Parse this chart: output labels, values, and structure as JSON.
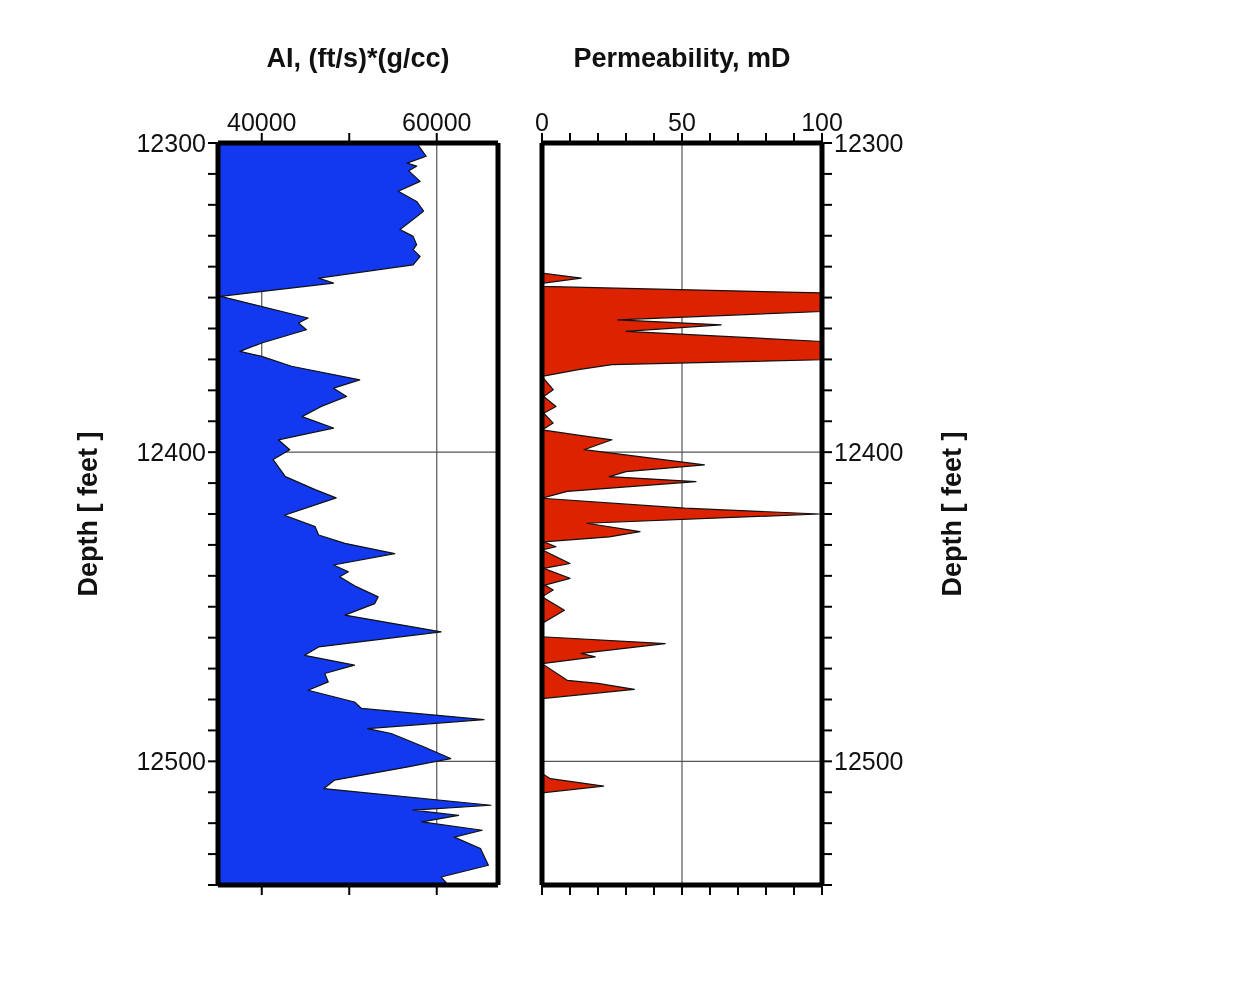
{
  "chart_data": [
    {
      "type": "area",
      "orientation": "horizontal",
      "xlabel": "AI, (ft/s)*(g/cc)",
      "ylabel": "Depth [ feet ]",
      "color": "#1238f0",
      "grid": true,
      "xlim": [
        35000,
        67000
      ],
      "xticks": [
        40000,
        {
          "value": 50000,
          "label": null
        },
        60000
      ],
      "ylim": [
        12540,
        12300
      ],
      "yticks": [
        12300,
        {
          "value": 12310,
          "label": null
        },
        {
          "value": 12320,
          "label": null
        },
        {
          "value": 12330,
          "label": null
        },
        {
          "value": 12340,
          "label": null
        },
        {
          "value": 12350,
          "label": null
        },
        {
          "value": 12360,
          "label": null
        },
        {
          "value": 12370,
          "label": null
        },
        {
          "value": 12380,
          "label": null
        },
        {
          "value": 12390,
          "label": null
        },
        12400,
        {
          "value": 12410,
          "label": null
        },
        {
          "value": 12420,
          "label": null
        },
        {
          "value": 12430,
          "label": null
        },
        {
          "value": 12440,
          "label": null
        },
        {
          "value": 12450,
          "label": null
        },
        {
          "value": 12460,
          "label": null
        },
        {
          "value": 12470,
          "label": null
        },
        {
          "value": 12480,
          "label": null
        },
        {
          "value": 12490,
          "label": null
        },
        12500,
        {
          "value": 12510,
          "label": null
        },
        {
          "value": 12520,
          "label": null
        },
        {
          "value": 12530,
          "label": null
        },
        {
          "value": 12540,
          "label": null
        }
      ],
      "x": [
        12300,
        12304.3,
        12306.5,
        12307.5,
        12309,
        12312.4,
        12315.6,
        12318.9,
        12322,
        12324.3,
        12328,
        12330.2,
        12332.9,
        12334.5,
        12336.7,
        12339.4,
        12343.7,
        12345.3,
        12349.6,
        12356.6,
        12358.2,
        12360.4,
        12364.7,
        12367.4,
        12369,
        12372.2,
        12376.6,
        12379.3,
        12382,
        12385.2,
        12388.5,
        12392.2,
        12396,
        12399.2,
        12402.4,
        12407.9,
        12412.1,
        12414.8,
        12420.4,
        12424.1,
        12426.8,
        12429.5,
        12432.8,
        12436.5,
        12438.7,
        12440.3,
        12443.5,
        12446.8,
        12449,
        12452.7,
        12458.1,
        12463,
        12465.7,
        12468.9,
        12471.6,
        12474.3,
        12477,
        12480.8,
        12482.9,
        12486.5,
        12489.4,
        12491,
        12495.3,
        12499.1,
        12501.8,
        12506.1,
        12508.8,
        12514.2,
        12515.8,
        12517.5,
        12519.6,
        12522.3,
        12524.5,
        12528.2,
        12533.6,
        12537.4,
        12540
      ],
      "values": [
        57700,
        58800,
        56600,
        57700,
        56800,
        58100,
        55600,
        57700,
        58500,
        57500,
        55800,
        57300,
        57700,
        57300,
        58100,
        57300,
        46500,
        48200,
        35300,
        45300,
        44200,
        45100,
        40000,
        37500,
        40000,
        43400,
        51200,
        48200,
        49700,
        46800,
        44600,
        48200,
        41900,
        43200,
        41300,
        42700,
        46100,
        48500,
        42600,
        46100,
        46500,
        49500,
        55200,
        48200,
        49900,
        48900,
        50800,
        53300,
        52900,
        49500,
        60500,
        46500,
        44900,
        50600,
        47200,
        47600,
        45300,
        50600,
        51400,
        65400,
        52100,
        54800,
        58500,
        61600,
        56700,
        48300,
        47100,
        66200,
        57300,
        62500,
        58300,
        65200,
        62000,
        65000,
        65900,
        60500,
        61300
      ]
    },
    {
      "type": "area",
      "orientation": "horizontal",
      "xlabel": "Permeability, mD",
      "ylabel": "Depth [ feet ]",
      "color": "#dd2200",
      "grid": true,
      "xlim": [
        0,
        100
      ],
      "xticks": [
        0,
        {
          "value": 10,
          "label": null
        },
        {
          "value": 20,
          "label": null
        },
        {
          "value": 30,
          "label": null
        },
        {
          "value": 40,
          "label": null
        },
        50,
        {
          "value": 60,
          "label": null
        },
        {
          "value": 70,
          "label": null
        },
        {
          "value": 80,
          "label": null
        },
        {
          "value": 90,
          "label": null
        },
        100
      ],
      "ylim": [
        12540,
        12300
      ],
      "yticks": [
        12300,
        {
          "value": 12310,
          "label": null
        },
        {
          "value": 12320,
          "label": null
        },
        {
          "value": 12330,
          "label": null
        },
        {
          "value": 12340,
          "label": null
        },
        {
          "value": 12350,
          "label": null
        },
        {
          "value": 12360,
          "label": null
        },
        {
          "value": 12370,
          "label": null
        },
        {
          "value": 12380,
          "label": null
        },
        {
          "value": 12390,
          "label": null
        },
        12400,
        {
          "value": 12410,
          "label": null
        },
        {
          "value": 12420,
          "label": null
        },
        {
          "value": 12430,
          "label": null
        },
        {
          "value": 12440,
          "label": null
        },
        {
          "value": 12450,
          "label": null
        },
        {
          "value": 12460,
          "label": null
        },
        {
          "value": 12470,
          "label": null
        },
        {
          "value": 12480,
          "label": null
        },
        {
          "value": 12490,
          "label": null
        },
        12500,
        {
          "value": 12510,
          "label": null
        },
        {
          "value": 12520,
          "label": null
        },
        {
          "value": 12530,
          "label": null
        },
        {
          "value": 12540,
          "label": null
        }
      ],
      "x": [
        12300,
        12342.1,
        12343.7,
        12345.3,
        12346.4,
        12348.5,
        12354.5,
        12357.2,
        12358.8,
        12360.9,
        12364.2,
        12370.1,
        12371.7,
        12373.3,
        12375.5,
        12379.8,
        12382,
        12385.2,
        12387.4,
        12390.6,
        12392.8,
        12394.9,
        12396,
        12399.2,
        12404.1,
        12406.3,
        12407.9,
        12409.5,
        12412.7,
        12414.9,
        12418.1,
        12420,
        12423,
        12425.7,
        12427.4,
        12429,
        12430.6,
        12431.6,
        12436,
        12437.6,
        12440.8,
        12443,
        12444.6,
        12446.8,
        12451.1,
        12455.4,
        12459.7,
        12461.9,
        12465.1,
        12466.2,
        12468.4,
        12473.8,
        12474.8,
        12476.7,
        12479.7,
        12503.9,
        12505.6,
        12508,
        12510.2,
        12540
      ],
      "values": [
        0,
        0,
        14,
        0.6,
        0,
        100,
        100,
        27,
        64,
        30,
        100,
        100,
        25,
        13,
        0,
        4,
        0.6,
        5,
        0.6,
        4,
        0,
        16,
        25,
        15,
        58,
        30,
        24,
        55,
        9,
        0,
        51,
        99,
        16,
        35,
        24,
        0.6,
        5,
        0,
        10,
        0.6,
        10,
        1,
        4,
        0,
        8,
        0,
        0,
        44,
        14,
        19,
        0,
        9,
        20,
        33,
        0,
        0,
        3,
        22,
        0,
        0
      ]
    }
  ]
}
______
▶ Exercise brief:
Transcribe the records above verbatim. Do not carry over any picture.

▶ Output below:
Parse this chart: output labels, values, and structure as JSON.
{
  "chart_data": [
    {
      "type": "area",
      "orientation": "horizontal",
      "xlabel": "AI, (ft/s)*(g/cc)",
      "ylabel": "Depth [ feet ]",
      "color": "#1238f0",
      "grid": true,
      "xlim": [
        35000,
        67000
      ],
      "xticks": [
        40000,
        {
          "value": 50000,
          "label": null
        },
        60000
      ],
      "ylim": [
        12540,
        12300
      ],
      "yticks": [
        12300,
        {
          "value": 12310,
          "label": null
        },
        {
          "value": 12320,
          "label": null
        },
        {
          "value": 12330,
          "label": null
        },
        {
          "value": 12340,
          "label": null
        },
        {
          "value": 12350,
          "label": null
        },
        {
          "value": 12360,
          "label": null
        },
        {
          "value": 12370,
          "label": null
        },
        {
          "value": 12380,
          "label": null
        },
        {
          "value": 12390,
          "label": null
        },
        12400,
        {
          "value": 12410,
          "label": null
        },
        {
          "value": 12420,
          "label": null
        },
        {
          "value": 12430,
          "label": null
        },
        {
          "value": 12440,
          "label": null
        },
        {
          "value": 12450,
          "label": null
        },
        {
          "value": 12460,
          "label": null
        },
        {
          "value": 12470,
          "label": null
        },
        {
          "value": 12480,
          "label": null
        },
        {
          "value": 12490,
          "label": null
        },
        12500,
        {
          "value": 12510,
          "label": null
        },
        {
          "value": 12520,
          "label": null
        },
        {
          "value": 12530,
          "label": null
        },
        {
          "value": 12540,
          "label": null
        }
      ],
      "x": [
        12300,
        12304.3,
        12306.5,
        12307.5,
        12309,
        12312.4,
        12315.6,
        12318.9,
        12322,
        12324.3,
        12328,
        12330.2,
        12332.9,
        12334.5,
        12336.7,
        12339.4,
        12343.7,
        12345.3,
        12349.6,
        12356.6,
        12358.2,
        12360.4,
        12364.7,
        12367.4,
        12369,
        12372.2,
        12376.6,
        12379.3,
        12382,
        12385.2,
        12388.5,
        12392.2,
        12396,
        12399.2,
        12402.4,
        12407.9,
        12412.1,
        12414.8,
        12420.4,
        12424.1,
        12426.8,
        12429.5,
        12432.8,
        12436.5,
        12438.7,
        12440.3,
        12443.5,
        12446.8,
        12449,
        12452.7,
        12458.1,
        12463,
        12465.7,
        12468.9,
        12471.6,
        12474.3,
        12477,
        12480.8,
        12482.9,
        12486.5,
        12489.4,
        12491,
        12495.3,
        12499.1,
        12501.8,
        12506.1,
        12508.8,
        12514.2,
        12515.8,
        12517.5,
        12519.6,
        12522.3,
        12524.5,
        12528.2,
        12533.6,
        12537.4,
        12540
      ],
      "values": [
        57700,
        58800,
        56600,
        57700,
        56800,
        58100,
        55600,
        57700,
        58500,
        57500,
        55800,
        57300,
        57700,
        57300,
        58100,
        57300,
        46500,
        48200,
        35300,
        45300,
        44200,
        45100,
        40000,
        37500,
        40000,
        43400,
        51200,
        48200,
        49700,
        46800,
        44600,
        48200,
        41900,
        43200,
        41300,
        42700,
        46100,
        48500,
        42600,
        46100,
        46500,
        49500,
        55200,
        48200,
        49900,
        48900,
        50800,
        53300,
        52900,
        49500,
        60500,
        46500,
        44900,
        50600,
        47200,
        47600,
        45300,
        50600,
        51400,
        65400,
        52100,
        54800,
        58500,
        61600,
        56700,
        48300,
        47100,
        66200,
        57300,
        62500,
        58300,
        65200,
        62000,
        65000,
        65900,
        60500,
        61300
      ]
    },
    {
      "type": "area",
      "orientation": "horizontal",
      "xlabel": "Permeability, mD",
      "ylabel": "Depth [ feet ]",
      "color": "#dd2200",
      "grid": true,
      "xlim": [
        0,
        100
      ],
      "xticks": [
        0,
        {
          "value": 10,
          "label": null
        },
        {
          "value": 20,
          "label": null
        },
        {
          "value": 30,
          "label": null
        },
        {
          "value": 40,
          "label": null
        },
        50,
        {
          "value": 60,
          "label": null
        },
        {
          "value": 70,
          "label": null
        },
        {
          "value": 80,
          "label": null
        },
        {
          "value": 90,
          "label": null
        },
        100
      ],
      "ylim": [
        12540,
        12300
      ],
      "yticks": [
        12300,
        {
          "value": 12310,
          "label": null
        },
        {
          "value": 12320,
          "label": null
        },
        {
          "value": 12330,
          "label": null
        },
        {
          "value": 12340,
          "label": null
        },
        {
          "value": 12350,
          "label": null
        },
        {
          "value": 12360,
          "label": null
        },
        {
          "value": 12370,
          "label": null
        },
        {
          "value": 12380,
          "label": null
        },
        {
          "value": 12390,
          "label": null
        },
        12400,
        {
          "value": 12410,
          "label": null
        },
        {
          "value": 12420,
          "label": null
        },
        {
          "value": 12430,
          "label": null
        },
        {
          "value": 12440,
          "label": null
        },
        {
          "value": 12450,
          "label": null
        },
        {
          "value": 12460,
          "label": null
        },
        {
          "value": 12470,
          "label": null
        },
        {
          "value": 12480,
          "label": null
        },
        {
          "value": 12490,
          "label": null
        },
        12500,
        {
          "value": 12510,
          "label": null
        },
        {
          "value": 12520,
          "label": null
        },
        {
          "value": 12530,
          "label": null
        },
        {
          "value": 12540,
          "label": null
        }
      ],
      "x": [
        12300,
        12342.1,
        12343.7,
        12345.3,
        12346.4,
        12348.5,
        12354.5,
        12357.2,
        12358.8,
        12360.9,
        12364.2,
        12370.1,
        12371.7,
        12373.3,
        12375.5,
        12379.8,
        12382,
        12385.2,
        12387.4,
        12390.6,
        12392.8,
        12394.9,
        12396,
        12399.2,
        12404.1,
        12406.3,
        12407.9,
        12409.5,
        12412.7,
        12414.9,
        12418.1,
        12420,
        12423,
        12425.7,
        12427.4,
        12429,
        12430.6,
        12431.6,
        12436,
        12437.6,
        12440.8,
        12443,
        12444.6,
        12446.8,
        12451.1,
        12455.4,
        12459.7,
        12461.9,
        12465.1,
        12466.2,
        12468.4,
        12473.8,
        12474.8,
        12476.7,
        12479.7,
        12503.9,
        12505.6,
        12508,
        12510.2,
        12540
      ],
      "values": [
        0,
        0,
        14,
        0.6,
        0,
        100,
        100,
        27,
        64,
        30,
        100,
        100,
        25,
        13,
        0,
        4,
        0.6,
        5,
        0.6,
        4,
        0,
        16,
        25,
        15,
        58,
        30,
        24,
        55,
        9,
        0,
        51,
        99,
        16,
        35,
        24,
        0.6,
        5,
        0,
        10,
        0.6,
        10,
        1,
        4,
        0,
        8,
        0,
        0,
        44,
        14,
        19,
        0,
        9,
        20,
        33,
        0,
        0,
        3,
        22,
        0,
        0
      ]
    }
  ]
}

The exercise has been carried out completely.